[begin RECORDS PROVIDED]
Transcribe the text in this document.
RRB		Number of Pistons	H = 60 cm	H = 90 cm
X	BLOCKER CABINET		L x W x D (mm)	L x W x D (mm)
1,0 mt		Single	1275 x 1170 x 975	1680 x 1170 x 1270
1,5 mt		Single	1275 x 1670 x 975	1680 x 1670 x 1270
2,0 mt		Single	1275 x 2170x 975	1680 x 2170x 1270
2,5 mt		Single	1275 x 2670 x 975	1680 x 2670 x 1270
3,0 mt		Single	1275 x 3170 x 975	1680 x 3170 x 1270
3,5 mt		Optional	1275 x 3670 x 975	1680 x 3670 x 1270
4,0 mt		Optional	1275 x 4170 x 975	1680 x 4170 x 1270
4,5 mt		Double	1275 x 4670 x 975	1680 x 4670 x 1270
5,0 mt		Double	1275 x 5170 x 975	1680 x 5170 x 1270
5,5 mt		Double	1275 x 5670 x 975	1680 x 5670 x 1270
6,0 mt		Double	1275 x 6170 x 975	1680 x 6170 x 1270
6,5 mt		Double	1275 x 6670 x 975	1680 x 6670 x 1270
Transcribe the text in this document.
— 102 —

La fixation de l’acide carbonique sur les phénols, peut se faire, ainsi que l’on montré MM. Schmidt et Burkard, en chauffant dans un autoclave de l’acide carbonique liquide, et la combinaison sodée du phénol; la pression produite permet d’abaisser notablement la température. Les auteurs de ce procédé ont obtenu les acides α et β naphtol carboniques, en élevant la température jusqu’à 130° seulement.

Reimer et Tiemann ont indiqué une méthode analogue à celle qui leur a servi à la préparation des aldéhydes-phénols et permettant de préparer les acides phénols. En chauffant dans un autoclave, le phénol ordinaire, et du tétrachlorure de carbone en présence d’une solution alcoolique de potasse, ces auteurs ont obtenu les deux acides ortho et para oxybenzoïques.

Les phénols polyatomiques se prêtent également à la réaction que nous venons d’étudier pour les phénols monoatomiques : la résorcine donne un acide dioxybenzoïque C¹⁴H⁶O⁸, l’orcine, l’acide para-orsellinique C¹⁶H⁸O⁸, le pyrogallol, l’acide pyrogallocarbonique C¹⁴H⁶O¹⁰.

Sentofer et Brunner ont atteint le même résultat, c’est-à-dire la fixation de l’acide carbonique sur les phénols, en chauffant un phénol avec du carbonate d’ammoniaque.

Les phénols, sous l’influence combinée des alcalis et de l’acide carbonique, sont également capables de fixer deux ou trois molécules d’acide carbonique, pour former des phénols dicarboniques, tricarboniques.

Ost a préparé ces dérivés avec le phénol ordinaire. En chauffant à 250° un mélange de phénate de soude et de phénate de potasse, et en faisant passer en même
[end RECORDS PROVIDED]
REQUIRED WORK: Work through the listing above and report how many lines include the string "Optional", with no other text.

FINAL ANSWER: 2